Check each line of the entries below for the string "Brent" and state how many lines have it, with no other text.

───── Records shown

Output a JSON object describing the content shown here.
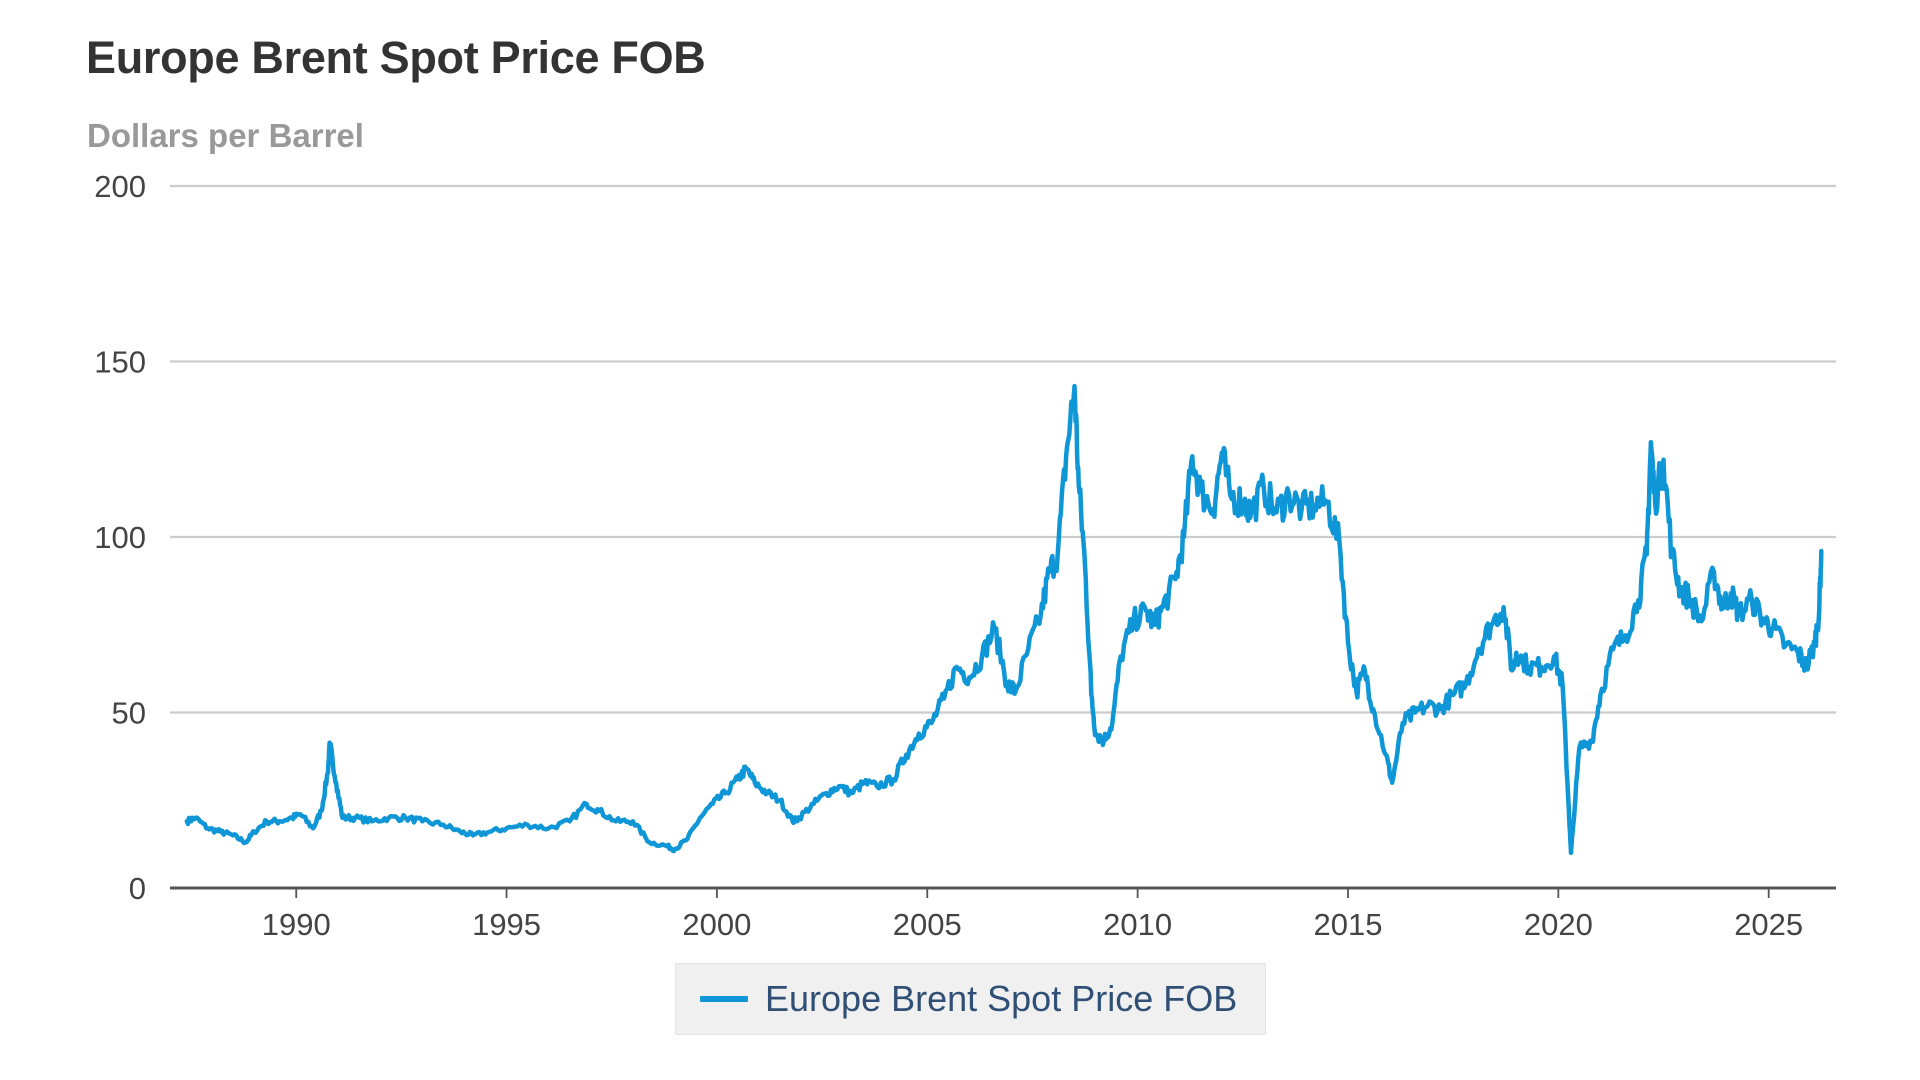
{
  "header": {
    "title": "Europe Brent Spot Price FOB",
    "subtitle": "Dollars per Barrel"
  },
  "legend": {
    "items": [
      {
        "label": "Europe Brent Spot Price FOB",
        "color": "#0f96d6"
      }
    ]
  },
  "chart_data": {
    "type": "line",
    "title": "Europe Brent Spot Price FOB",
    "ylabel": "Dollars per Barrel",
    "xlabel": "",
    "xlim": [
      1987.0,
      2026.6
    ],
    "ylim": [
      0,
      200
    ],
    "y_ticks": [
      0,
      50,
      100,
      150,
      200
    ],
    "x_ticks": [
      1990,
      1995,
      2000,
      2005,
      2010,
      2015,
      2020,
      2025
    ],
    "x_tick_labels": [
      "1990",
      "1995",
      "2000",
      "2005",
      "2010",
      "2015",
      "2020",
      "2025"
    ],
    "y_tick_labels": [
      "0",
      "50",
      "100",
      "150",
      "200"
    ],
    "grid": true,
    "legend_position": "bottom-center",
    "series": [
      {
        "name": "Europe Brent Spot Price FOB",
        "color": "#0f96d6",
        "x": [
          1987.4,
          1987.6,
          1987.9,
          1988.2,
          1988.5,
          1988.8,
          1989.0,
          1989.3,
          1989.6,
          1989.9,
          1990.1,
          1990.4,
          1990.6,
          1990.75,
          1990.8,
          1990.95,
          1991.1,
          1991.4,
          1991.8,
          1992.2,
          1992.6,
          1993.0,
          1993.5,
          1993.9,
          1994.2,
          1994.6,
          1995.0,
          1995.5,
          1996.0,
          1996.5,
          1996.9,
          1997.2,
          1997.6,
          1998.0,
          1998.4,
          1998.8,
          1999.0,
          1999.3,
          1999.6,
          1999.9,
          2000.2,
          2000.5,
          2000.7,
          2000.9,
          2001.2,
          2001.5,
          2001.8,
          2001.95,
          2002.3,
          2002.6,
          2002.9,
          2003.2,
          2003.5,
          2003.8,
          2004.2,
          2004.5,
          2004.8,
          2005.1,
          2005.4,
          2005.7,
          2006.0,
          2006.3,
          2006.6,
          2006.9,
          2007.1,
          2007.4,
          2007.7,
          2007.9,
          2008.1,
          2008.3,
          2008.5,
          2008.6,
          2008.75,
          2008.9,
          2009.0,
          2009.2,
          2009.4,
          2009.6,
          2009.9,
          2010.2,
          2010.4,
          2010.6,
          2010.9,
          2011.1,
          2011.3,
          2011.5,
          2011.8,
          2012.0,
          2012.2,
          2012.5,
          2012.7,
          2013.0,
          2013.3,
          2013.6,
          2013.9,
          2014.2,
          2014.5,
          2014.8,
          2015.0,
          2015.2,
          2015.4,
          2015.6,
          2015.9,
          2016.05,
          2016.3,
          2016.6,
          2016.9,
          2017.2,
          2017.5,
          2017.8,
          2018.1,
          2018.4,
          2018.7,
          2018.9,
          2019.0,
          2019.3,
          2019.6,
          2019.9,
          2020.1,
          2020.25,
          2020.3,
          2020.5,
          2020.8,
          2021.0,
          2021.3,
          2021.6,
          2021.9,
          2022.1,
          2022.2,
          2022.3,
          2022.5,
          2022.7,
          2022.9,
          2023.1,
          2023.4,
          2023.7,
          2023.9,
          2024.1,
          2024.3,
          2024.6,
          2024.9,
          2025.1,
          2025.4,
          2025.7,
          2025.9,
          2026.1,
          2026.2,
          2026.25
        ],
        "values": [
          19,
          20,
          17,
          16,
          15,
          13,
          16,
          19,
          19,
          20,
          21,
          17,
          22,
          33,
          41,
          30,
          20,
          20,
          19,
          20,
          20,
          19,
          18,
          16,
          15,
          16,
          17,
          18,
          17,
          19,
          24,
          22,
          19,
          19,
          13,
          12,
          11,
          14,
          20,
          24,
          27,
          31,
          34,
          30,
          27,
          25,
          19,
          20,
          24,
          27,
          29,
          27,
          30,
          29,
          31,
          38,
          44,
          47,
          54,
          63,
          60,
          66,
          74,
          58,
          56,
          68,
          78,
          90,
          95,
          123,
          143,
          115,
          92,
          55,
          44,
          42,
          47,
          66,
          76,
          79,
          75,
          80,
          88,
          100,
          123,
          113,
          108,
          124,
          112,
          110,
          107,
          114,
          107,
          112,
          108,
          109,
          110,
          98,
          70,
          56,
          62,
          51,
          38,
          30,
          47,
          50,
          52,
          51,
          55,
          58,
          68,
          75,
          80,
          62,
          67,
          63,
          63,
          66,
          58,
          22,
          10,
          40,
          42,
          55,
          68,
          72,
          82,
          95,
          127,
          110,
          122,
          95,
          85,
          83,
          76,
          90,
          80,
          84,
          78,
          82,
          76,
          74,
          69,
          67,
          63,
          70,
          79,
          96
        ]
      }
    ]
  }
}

──────────
───── Records shown

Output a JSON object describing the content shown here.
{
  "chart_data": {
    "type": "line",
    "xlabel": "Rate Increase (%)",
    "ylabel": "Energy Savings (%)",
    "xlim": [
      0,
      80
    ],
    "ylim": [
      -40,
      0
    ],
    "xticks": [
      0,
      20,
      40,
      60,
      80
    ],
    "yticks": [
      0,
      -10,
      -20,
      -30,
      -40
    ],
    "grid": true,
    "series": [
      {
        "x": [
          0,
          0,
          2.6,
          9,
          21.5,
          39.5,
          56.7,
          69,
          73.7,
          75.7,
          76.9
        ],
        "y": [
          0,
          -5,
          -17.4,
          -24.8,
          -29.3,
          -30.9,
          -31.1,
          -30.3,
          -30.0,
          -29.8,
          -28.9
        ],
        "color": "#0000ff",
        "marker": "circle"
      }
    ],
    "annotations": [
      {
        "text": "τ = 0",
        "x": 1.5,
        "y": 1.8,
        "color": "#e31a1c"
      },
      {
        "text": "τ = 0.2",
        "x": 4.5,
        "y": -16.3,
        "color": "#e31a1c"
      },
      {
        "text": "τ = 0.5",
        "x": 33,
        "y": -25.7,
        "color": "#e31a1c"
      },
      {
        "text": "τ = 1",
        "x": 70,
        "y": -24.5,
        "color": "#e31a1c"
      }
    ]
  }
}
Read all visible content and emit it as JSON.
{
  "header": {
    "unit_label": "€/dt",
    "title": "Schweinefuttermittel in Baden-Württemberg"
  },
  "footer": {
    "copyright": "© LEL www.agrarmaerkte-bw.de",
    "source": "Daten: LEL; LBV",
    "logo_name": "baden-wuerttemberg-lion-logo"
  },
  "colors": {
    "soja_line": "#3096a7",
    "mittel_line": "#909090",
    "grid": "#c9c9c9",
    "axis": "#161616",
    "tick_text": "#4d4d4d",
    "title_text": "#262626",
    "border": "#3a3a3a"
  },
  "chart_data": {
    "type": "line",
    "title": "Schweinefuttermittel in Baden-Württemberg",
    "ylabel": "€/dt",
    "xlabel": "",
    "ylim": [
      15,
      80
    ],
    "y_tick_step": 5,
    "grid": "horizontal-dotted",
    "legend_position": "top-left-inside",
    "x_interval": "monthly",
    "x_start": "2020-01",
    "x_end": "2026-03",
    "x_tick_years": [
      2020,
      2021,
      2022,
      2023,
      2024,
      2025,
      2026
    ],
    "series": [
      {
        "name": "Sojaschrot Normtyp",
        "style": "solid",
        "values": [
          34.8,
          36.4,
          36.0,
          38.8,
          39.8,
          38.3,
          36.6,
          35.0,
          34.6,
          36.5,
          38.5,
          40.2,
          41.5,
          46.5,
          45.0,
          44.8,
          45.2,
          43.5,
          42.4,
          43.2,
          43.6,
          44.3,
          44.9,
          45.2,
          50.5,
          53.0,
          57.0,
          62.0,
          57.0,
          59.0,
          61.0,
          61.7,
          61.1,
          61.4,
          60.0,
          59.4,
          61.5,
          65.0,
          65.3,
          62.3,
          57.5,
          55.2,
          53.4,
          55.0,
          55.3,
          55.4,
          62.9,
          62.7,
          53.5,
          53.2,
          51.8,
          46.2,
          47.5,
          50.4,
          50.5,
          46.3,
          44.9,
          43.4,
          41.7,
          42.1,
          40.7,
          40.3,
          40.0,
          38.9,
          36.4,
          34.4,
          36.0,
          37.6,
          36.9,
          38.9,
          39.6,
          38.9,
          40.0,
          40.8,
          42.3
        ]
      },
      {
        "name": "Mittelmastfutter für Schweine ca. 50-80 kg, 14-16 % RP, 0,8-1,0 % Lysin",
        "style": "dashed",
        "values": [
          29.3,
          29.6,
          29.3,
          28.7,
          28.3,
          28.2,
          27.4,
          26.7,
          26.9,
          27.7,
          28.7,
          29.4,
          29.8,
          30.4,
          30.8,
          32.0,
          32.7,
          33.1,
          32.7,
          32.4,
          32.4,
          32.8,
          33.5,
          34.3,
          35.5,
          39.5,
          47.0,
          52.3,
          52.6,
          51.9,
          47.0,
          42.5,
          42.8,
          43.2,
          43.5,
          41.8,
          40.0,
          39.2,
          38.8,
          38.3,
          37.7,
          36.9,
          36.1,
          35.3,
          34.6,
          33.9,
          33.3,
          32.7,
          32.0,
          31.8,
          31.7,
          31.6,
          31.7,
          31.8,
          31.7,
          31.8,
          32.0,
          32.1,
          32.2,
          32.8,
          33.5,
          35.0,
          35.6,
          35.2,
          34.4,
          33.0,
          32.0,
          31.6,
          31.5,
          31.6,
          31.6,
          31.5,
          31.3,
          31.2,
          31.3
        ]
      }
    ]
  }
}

──────────

Task output: 4